● Written request
Copy out all lines carrying the word "Quitman".

● Data rows
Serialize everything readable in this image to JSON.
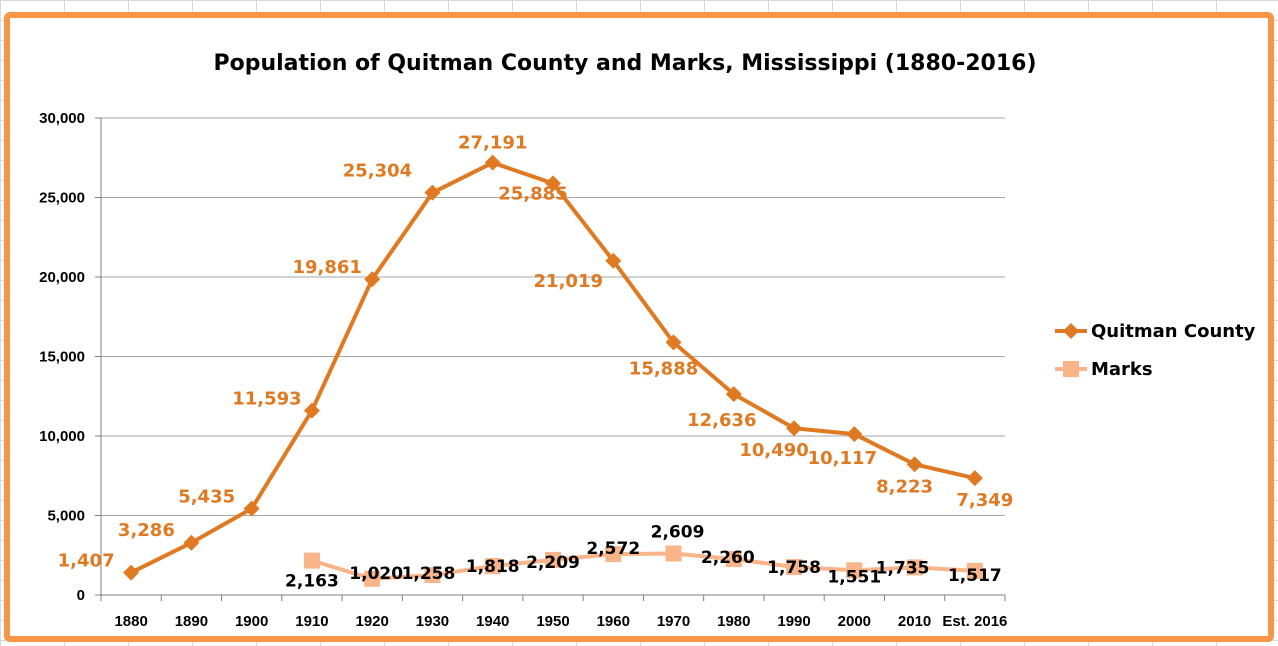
{
  "chart_data": {
    "type": "line",
    "title": "Population of Quitman County and Marks, Mississippi (1880-2016)",
    "xlabel": "",
    "ylabel": "",
    "categories": [
      "1880",
      "1890",
      "1900",
      "1910",
      "1920",
      "1930",
      "1940",
      "1950",
      "1960",
      "1970",
      "1980",
      "1990",
      "2000",
      "2010",
      "Est. 2016"
    ],
    "ylim": [
      0,
      30000
    ],
    "yticks": [
      0,
      5000,
      10000,
      15000,
      20000,
      25000,
      30000
    ],
    "ytick_labels": [
      "0",
      "5,000",
      "10,000",
      "15,000",
      "20,000",
      "25,000",
      "30,000"
    ],
    "grid": true,
    "legend_position": "right",
    "series": [
      {
        "name": "Quitman County",
        "color": "#e07a22",
        "marker": "diamond",
        "values": [
          1407,
          3286,
          5435,
          11593,
          19861,
          25304,
          27191,
          25885,
          21019,
          15888,
          12636,
          10490,
          10117,
          8223,
          7349
        ],
        "labels": [
          "1,407",
          "3,286",
          "5,435",
          "11,593",
          "19,861",
          "25,304",
          "27,191",
          "25,885",
          "21,019",
          "15,888",
          "12,636",
          "10,490",
          "10,117",
          "8,223",
          "7,349"
        ]
      },
      {
        "name": "Marks",
        "color": "#f9b48a",
        "marker": "square",
        "values": [
          null,
          null,
          null,
          2163,
          1020,
          1258,
          1818,
          2209,
          2572,
          2609,
          2260,
          1758,
          1551,
          1735,
          1517
        ],
        "labels": [
          "",
          "",
          "",
          "2,163",
          "1,020",
          "1,258",
          "1,818",
          "2,209",
          "2,572",
          "2,609",
          "2,260",
          "1,758",
          "1,551",
          "1,735",
          "1,517"
        ]
      }
    ]
  }
}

● The response
    "title": "Population of Quitman County and Marks, Mississippi (1880-2016)",
        "name": "Quitman County",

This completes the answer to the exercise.